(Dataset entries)
________________________________________

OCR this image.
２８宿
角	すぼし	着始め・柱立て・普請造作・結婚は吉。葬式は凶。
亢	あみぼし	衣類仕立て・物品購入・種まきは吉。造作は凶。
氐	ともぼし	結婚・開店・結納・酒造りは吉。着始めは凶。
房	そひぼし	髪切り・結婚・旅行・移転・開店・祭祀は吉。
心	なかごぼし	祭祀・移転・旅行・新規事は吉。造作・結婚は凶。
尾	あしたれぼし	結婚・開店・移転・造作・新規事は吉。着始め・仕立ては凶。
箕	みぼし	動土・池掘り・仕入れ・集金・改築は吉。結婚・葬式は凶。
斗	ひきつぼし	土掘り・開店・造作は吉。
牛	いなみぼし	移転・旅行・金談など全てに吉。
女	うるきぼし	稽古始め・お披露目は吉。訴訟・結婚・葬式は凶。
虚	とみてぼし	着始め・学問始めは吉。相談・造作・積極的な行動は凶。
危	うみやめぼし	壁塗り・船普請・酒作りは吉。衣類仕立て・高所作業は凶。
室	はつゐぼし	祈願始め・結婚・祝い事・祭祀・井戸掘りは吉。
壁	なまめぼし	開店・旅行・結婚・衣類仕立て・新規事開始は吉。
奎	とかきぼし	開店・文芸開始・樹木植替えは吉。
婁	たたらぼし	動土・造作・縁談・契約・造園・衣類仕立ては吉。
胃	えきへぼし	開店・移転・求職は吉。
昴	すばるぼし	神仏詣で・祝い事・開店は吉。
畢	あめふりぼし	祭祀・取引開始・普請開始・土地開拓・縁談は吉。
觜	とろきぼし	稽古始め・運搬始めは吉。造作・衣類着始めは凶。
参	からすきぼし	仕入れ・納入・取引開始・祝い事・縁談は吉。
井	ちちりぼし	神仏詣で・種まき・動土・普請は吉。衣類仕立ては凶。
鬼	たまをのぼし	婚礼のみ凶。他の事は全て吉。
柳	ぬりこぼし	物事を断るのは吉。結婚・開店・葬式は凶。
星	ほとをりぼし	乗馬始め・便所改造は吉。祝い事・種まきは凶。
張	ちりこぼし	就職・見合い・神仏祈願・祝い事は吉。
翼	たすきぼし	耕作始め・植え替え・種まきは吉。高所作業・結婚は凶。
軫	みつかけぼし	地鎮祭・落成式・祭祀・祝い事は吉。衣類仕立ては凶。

________________________________________

From the listing above, copy out each line where the word "取引開始" appears.

畢	あめふりぼし	祭祀・取引開始・普請開始・土地開拓・縁談は吉。
参	からすきぼし	仕入れ・納入・取引開始・祝い事・縁談は吉。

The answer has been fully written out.